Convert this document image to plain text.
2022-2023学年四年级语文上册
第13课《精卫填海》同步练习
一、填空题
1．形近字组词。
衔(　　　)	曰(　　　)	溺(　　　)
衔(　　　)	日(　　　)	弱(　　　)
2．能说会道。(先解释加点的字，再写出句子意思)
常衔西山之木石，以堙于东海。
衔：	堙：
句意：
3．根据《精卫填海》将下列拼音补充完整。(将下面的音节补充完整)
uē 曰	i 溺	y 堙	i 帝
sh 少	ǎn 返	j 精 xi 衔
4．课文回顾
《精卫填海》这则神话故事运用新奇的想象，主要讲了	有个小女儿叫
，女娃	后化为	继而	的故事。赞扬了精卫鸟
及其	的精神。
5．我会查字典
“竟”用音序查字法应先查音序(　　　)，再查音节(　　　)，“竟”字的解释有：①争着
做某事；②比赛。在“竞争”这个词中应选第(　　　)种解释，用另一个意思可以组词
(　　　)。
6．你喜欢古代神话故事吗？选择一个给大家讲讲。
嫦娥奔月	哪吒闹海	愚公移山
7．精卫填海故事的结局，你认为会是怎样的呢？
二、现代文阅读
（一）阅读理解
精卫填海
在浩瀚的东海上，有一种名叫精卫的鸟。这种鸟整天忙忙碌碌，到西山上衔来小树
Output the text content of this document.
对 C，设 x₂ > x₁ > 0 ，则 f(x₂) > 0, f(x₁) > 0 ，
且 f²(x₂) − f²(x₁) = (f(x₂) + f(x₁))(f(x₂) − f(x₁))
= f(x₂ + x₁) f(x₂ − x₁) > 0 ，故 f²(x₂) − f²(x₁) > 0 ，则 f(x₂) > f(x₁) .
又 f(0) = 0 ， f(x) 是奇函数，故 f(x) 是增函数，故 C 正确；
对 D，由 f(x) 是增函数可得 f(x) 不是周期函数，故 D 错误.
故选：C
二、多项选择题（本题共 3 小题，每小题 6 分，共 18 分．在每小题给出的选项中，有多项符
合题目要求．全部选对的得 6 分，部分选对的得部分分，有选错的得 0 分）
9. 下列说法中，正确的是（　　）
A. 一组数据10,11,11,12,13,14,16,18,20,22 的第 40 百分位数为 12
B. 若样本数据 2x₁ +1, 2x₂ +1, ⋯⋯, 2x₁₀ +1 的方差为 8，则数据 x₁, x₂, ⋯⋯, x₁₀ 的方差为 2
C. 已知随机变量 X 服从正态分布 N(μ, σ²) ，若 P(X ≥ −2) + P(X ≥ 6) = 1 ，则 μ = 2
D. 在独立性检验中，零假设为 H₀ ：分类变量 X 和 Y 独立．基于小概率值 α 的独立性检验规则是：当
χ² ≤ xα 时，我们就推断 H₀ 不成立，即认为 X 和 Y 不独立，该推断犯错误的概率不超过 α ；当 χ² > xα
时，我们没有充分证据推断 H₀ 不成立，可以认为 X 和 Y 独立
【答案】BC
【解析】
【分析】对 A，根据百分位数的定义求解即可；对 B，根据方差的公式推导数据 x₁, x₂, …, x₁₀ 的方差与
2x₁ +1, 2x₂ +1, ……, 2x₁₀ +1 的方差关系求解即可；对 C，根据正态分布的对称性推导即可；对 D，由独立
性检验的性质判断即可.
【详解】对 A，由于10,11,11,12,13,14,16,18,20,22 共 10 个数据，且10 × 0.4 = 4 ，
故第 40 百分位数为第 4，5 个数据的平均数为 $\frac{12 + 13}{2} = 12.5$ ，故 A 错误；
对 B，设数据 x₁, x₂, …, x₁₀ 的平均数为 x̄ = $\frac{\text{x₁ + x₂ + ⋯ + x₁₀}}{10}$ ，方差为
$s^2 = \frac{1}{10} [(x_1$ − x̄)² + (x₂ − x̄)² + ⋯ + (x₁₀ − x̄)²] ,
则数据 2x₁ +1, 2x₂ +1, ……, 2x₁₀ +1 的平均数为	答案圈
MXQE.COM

**What is needed**
Reproduce each line from the records that contains the word "text".

**Task result**
Convert this document image to plain text.
Output the text content of this document.
对 B，设数据 x₁, x₂, …, x₁₀ 的平均数为 x̄ = $\frac{\text{x₁ + x₂ + ⋯ + x₁₀}}{10}$ ，方差为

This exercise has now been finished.